(Stored dataset items)
···

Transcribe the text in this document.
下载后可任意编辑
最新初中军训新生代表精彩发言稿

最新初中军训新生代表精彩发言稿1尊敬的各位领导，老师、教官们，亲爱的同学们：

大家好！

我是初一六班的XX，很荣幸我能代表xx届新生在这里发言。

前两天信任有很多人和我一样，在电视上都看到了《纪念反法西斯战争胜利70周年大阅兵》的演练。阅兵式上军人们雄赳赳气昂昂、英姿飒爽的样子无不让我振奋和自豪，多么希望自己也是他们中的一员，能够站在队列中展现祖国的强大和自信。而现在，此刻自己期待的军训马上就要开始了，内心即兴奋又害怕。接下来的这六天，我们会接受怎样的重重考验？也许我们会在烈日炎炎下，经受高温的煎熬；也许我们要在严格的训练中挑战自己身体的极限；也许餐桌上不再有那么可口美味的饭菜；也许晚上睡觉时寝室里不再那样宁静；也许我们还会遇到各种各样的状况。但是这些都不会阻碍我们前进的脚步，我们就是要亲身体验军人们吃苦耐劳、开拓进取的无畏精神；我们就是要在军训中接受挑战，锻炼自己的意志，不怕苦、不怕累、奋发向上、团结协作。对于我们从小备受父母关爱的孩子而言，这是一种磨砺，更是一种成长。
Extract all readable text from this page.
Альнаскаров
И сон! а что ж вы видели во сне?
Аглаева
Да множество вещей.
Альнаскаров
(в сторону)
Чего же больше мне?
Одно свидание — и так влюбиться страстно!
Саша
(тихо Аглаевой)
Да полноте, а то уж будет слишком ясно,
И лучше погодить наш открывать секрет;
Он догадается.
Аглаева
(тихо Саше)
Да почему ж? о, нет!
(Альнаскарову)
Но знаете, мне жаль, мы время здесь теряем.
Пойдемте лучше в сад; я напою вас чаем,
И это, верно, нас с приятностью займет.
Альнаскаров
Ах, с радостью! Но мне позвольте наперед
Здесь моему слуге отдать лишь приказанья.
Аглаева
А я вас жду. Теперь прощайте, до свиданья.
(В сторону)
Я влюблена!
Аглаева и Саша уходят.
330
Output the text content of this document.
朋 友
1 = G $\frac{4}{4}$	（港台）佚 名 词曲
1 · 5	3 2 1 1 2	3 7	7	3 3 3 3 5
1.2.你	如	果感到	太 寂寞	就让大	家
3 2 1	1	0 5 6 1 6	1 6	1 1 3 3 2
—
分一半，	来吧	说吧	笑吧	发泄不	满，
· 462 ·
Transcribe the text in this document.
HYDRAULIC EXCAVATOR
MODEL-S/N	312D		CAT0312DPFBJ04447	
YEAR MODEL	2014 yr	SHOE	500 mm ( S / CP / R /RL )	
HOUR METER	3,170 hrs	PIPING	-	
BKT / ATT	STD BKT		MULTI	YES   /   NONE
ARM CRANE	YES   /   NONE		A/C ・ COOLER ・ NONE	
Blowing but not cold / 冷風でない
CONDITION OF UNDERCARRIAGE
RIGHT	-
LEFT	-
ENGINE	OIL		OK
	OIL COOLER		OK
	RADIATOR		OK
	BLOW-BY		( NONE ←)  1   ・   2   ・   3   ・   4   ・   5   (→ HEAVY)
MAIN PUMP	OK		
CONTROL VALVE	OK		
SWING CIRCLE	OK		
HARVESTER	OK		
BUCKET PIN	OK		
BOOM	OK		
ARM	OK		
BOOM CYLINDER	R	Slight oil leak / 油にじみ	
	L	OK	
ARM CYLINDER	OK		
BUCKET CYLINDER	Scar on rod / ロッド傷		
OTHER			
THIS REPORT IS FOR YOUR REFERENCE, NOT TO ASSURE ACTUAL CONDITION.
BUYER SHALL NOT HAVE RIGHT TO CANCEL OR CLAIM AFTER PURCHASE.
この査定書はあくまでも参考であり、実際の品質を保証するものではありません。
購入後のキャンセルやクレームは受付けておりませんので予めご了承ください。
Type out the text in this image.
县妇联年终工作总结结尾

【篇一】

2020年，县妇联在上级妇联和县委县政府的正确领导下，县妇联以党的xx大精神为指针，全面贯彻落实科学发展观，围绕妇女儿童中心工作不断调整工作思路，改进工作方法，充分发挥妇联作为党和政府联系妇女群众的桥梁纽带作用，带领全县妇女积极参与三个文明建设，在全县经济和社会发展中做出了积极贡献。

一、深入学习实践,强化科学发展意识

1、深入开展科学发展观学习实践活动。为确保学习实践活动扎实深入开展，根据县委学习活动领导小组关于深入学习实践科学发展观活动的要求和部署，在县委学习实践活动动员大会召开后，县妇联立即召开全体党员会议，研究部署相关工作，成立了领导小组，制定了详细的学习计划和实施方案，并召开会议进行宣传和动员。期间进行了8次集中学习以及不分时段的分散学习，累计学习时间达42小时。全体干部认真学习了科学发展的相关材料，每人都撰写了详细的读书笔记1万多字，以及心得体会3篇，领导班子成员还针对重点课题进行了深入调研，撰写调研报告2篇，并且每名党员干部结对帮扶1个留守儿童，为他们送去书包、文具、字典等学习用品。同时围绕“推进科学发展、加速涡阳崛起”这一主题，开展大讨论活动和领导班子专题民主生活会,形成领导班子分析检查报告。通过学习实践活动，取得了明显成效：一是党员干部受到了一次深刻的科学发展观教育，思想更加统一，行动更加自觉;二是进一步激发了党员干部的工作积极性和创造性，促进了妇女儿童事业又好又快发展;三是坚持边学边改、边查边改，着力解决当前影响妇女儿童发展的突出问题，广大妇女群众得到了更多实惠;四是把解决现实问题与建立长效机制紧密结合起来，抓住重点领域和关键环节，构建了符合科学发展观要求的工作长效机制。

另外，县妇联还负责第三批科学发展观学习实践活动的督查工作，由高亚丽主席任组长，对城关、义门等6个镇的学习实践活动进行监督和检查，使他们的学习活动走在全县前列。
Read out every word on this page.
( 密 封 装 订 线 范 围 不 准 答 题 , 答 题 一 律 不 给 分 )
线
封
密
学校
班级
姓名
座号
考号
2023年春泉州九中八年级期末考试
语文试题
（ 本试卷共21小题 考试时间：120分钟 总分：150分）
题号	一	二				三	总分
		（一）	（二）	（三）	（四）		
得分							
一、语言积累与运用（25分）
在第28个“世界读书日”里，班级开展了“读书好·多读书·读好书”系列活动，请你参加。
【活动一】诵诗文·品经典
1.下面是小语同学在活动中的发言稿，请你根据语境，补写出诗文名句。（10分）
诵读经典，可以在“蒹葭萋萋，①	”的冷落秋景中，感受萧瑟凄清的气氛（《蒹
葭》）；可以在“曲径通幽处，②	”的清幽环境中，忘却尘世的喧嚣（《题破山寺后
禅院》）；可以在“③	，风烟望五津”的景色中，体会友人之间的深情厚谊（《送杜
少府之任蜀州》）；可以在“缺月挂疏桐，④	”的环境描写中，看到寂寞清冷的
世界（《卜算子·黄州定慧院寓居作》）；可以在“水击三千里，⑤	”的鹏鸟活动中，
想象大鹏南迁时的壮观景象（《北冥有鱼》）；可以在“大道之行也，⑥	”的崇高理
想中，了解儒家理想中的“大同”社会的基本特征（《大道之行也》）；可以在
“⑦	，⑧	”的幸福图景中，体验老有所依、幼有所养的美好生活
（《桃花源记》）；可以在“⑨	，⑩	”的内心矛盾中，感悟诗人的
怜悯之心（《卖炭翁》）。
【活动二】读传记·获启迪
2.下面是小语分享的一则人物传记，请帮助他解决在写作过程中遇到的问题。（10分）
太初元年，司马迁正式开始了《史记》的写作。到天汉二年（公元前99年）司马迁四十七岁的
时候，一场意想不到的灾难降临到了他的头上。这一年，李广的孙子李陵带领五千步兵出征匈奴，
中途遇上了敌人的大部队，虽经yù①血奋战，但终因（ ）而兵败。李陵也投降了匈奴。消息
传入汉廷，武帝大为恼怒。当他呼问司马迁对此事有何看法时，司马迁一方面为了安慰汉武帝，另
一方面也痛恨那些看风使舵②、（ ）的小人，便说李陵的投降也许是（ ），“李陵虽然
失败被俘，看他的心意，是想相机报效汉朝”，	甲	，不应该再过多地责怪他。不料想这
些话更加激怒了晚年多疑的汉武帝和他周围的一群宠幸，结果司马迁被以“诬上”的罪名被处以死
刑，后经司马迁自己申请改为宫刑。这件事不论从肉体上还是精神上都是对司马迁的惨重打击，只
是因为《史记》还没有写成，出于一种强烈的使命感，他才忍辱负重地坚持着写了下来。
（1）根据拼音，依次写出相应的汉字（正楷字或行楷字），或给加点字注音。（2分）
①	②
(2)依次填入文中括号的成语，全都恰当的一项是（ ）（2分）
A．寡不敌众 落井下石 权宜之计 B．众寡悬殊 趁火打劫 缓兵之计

···

**Exercise requirements**. Take each line of the material that contains the word "text" and list it.

**Response to this exercise**.
Transcribe the text in this document.
Extract all readable text from this page.
Output the text content of this document.
Transcribe the text in this document.
Type out the text in this image.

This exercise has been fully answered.